### DATA FOR THE TASK

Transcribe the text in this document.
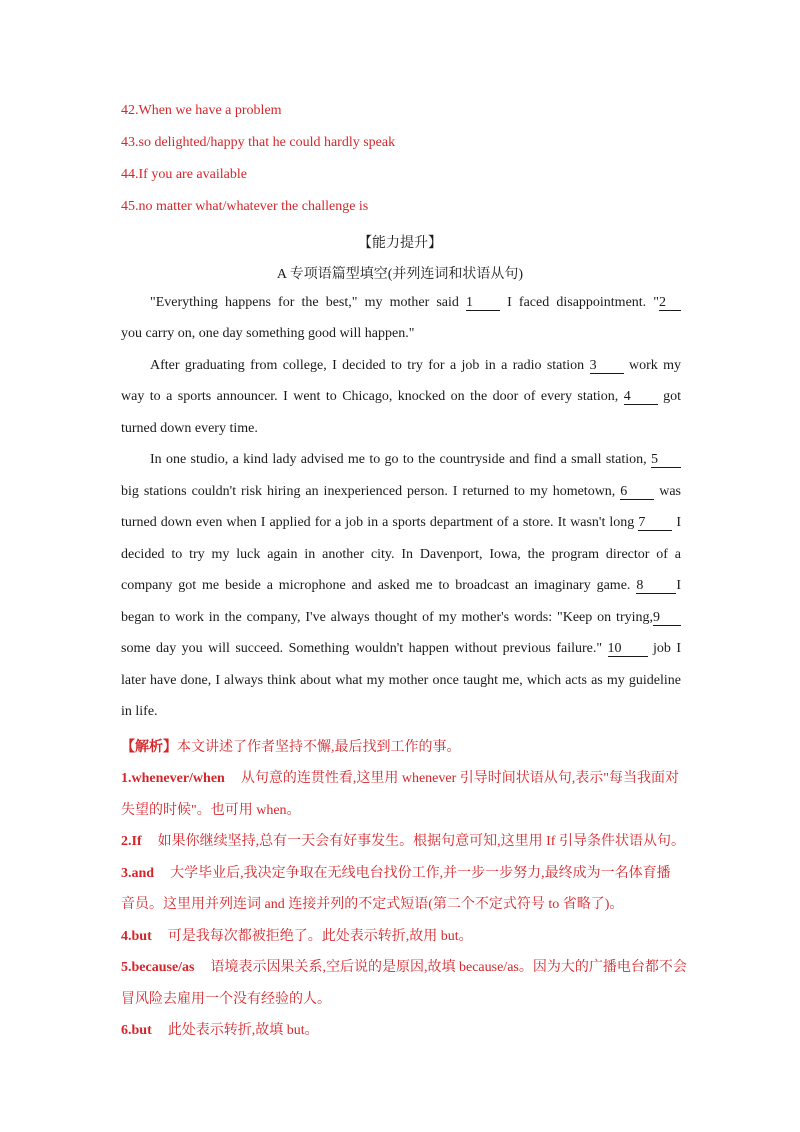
42.When we have a problem
43.so delighted/happy that he could hardly speak
44.If you are available
45.no matter what/whatever the challenge is
【能力提升】
A 专项语篇型填空(并列连词和状语从句)
"Everything happens for the best," my mother said 1 I faced disappointment. "2
you carry on, one day something good will happen."
After graduating from college, I decided to try for a job in a radio station 3 work my
way to a sports announcer. I went to Chicago, knocked on the door of every station, 4 got
turned down every time.
In one studio, a kind lady advised me to go to the countryside and find a small station, 5
big stations couldn't risk hiring an inexperienced person. I returned to my hometown, 6 was
turned down even when I applied for a job in a sports department of a store. It wasn't long 7 I
decided to try my luck again in another city. In Davenport, Iowa, the program director of a
company got me beside a microphone and asked me to broadcast an imaginary game. 8 I
began to work in the company, I've always thought of my mother's words: "Keep on trying,9
some day you will succeed. Something wouldn't happen without previous failure." 10 job I
later have done, I always think about what my mother once taught me, which acts as my guideline
in life.
【解析】本文讲述了作者坚持不懈,最后找到工作的事。
1.whenever/when 从句意的连贯性看,这里用 whenever 引导时间状语从句,表示"每当我面对
失望的时候"。也可用 when。
2.If 如果你继续坚持,总有一天会有好事发生。根据句意可知,这里用 If 引导条件状语从句。
3.and 大学毕业后,我决定争取在无线电台找份工作,并一步一步努力,最终成为一名体育播
音员。这里用并列连词 and 连接并列的不定式短语(第二个不定式符号 to 省略了)。
4.but 可是我每次都被拒绝了。此处表示转折,故用 but。
5.because/as 语境表示因果关系,空后说的是原因,故填 because/as。因为大的广播电台都不会
冒风险去雇用一个没有经验的人。
6.but 此处表示转折,故填 but。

######

Your copy should match the entries exactly, minus the pictures.

RESPONSE TO THE EXERCISE ▸
Transcribe the text in this document.
42.When we have a problem
43.so delighted/happy that he could hardly speak
44.If you are available
45.no matter what/whatever the challenge is
【能力提升】
A 专项语篇型填空(并列连词和状语从句)
"Everything happens for the best," my mother said 1 I faced disappointment. "2
you carry on, one day something good will happen."
After graduating from college, I decided to try for a job in a radio station 3 work my
way to a sports announcer. I went to Chicago, knocked on the door of every station, 4 got
turned down every time.
In one studio, a kind lady advised me to go to the countryside and find a small station, 5
big stations couldn't risk hiring an inexperienced person. I returned to my hometown, 6 was
turned down even when I applied for a job in a sports department of a store. It wasn't long 7 I
decided to try my luck again in another city. In Davenport, Iowa, the program director of a
company got me beside a microphone and asked me to broadcast an imaginary game. 8 I
began to work in the company, I've always thought of my mother's words: "Keep on trying,9
some day you will succeed. Something wouldn't happen without previous failure." 10 job I
later have done, I always think about what my mother once taught me, which acts as my guideline
in life.
【解析】本文讲述了作者坚持不懈,最后找到工作的事。
1.whenever/when 从句意的连贯性看,这里用 whenever 引导时间状语从句,表示"每当我面对
失望的时候"。也可用 when。
2.If 如果你继续坚持,总有一天会有好事发生。根据句意可知,这里用 If 引导条件状语从句。
3.and 大学毕业后,我决定争取在无线电台找份工作,并一步一步努力,最终成为一名体育播
音员。这里用并列连词 and 连接并列的不定式短语(第二个不定式符号 to 省略了)。
4.but 可是我每次都被拒绝了。此处表示转折,故用 but。
5.because/as 语境表示因果关系,空后说的是原因,故填 because/as。因为大的广播电台都不会
冒风险去雇用一个没有经验的人。
6.but 此处表示转折,故填 but。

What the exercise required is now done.